С оперативной точки зрения, дальнейшая оборона Кенигсберга к тому времени уже не имела значения для исхода войны, поскольку в начале апреля сильные русские армии уже глубоко вторглись в Померанию, Бранденбург и Силезию, а английские и американские войска перешли Рейн и стояли под Ганновером.
9 апреля тактическая обстановка в Кенигсберге была безнадежной. К моменту принятия решения о капитуляции удерживалась лишь… северная часть центра города, где находились измотанные боями остатки войсковых соединений, не располагавшие никаким тяжелым вооружением.
Но сильнее всего повлияло на мое решение осознание того, что продолжение боевых действий привело бы лишь к бессмысленной гибели тысяч моих солдат и мирных жителей. Взять на себя такую ответственность ни перед Богом, ни перед своей совестью я не мог, а потому решился прекратить борьбу и положить конец кошмару.
Мне было ясно, что крепость передается в руки жестокого и не ведающего пощады врага, но, если продолжение борьбы определенно привело бы ко всеобщей гибели, то в случае сдачи можно было надеяться на спасение большинства человеческих жизней. Дальнейшее развитие событий доказало мою правоту, и, хотя своим решением я уже не мог предотвратить потерю восточнопрусской отчизны, я испытываю удовлетворение по крайней мере от того, что уберег множество людей от неминуемого уничтожения…
Когда после переговоров русские вместе с нами покинули командный пункт, одно из русских подразделений уже добралось до Параде-плац…
Многочисленные описания боев за крепость Кенигсберг свидетельствуют о том, что каждый образцово и до конца исполнял свой долг и что эта последняя битва за родную восточнопрусскую землю навеки останется славной страницей в истории края и в истории германского воинства.

→ **Предоставленные материалы**:
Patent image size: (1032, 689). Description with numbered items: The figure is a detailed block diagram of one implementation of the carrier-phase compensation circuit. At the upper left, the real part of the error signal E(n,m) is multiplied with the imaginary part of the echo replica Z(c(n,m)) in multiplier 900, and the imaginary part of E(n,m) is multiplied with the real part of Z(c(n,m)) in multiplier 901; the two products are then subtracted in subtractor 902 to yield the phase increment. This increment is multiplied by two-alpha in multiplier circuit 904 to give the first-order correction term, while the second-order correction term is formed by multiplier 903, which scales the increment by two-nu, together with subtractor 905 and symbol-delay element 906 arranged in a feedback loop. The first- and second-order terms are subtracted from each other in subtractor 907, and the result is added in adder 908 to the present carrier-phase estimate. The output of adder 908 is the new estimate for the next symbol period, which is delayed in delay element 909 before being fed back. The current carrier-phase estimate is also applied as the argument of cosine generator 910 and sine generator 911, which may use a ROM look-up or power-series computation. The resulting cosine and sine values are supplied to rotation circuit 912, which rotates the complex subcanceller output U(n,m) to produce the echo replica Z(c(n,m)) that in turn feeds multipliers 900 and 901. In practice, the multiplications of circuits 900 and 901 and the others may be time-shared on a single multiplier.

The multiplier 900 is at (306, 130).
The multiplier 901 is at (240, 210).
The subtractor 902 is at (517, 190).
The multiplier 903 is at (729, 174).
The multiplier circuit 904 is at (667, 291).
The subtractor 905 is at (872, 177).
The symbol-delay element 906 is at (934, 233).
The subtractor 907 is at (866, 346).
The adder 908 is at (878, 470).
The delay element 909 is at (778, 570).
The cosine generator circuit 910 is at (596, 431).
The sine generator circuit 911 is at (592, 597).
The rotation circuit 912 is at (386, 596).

→ **Поставленная задача 1**:
Определите, соответствуют ли отрывку о сдаче Кенигсберга утверждения (a), (b) и (c). Для каждого ответьте «да» или «нет» и приведите точную цитату из текста, которая это решает.
(a) В начале апреля английские и американские войска уже стояли под Ганновером.
(b) Остатки войсковых соединений в северной части центра города располагали тяжелым вооружением.
(c) По словам рассказчика, решение о сдаче позволило предотвратить потерю восточнопрусской отчизны.
→ **Поставленная задача 2**:
Выпишите без изменений часть отрывка о сдаче Кенигсберга, которая начинается со слов, содержащих «С оперативной точки», и заканчивается словами «стояли под Ганновером.».

→ **Письменный ответ 1**:
(a) Да: «английские и американские войска перешли Рейн и стояли под Ганновером».
(b) Нет: «не располагавшие никаким тяжелым вооружением».
(c) Нет: «своим решением я уже не мог предотвратить потерю восточнопрусской отчизны».

→ **Письменный ответ 2**:
С оперативной точки зрения, дальнейшая оборона Кенигсберга к тому времени уже не имела значения для исхода войны, поскольку в начале апреля сильные русские армии уже глубоко вторглись в Померанию, Бранденбург и Силезию, а английские и американские войска перешли Рейн и стояли под Ганновером.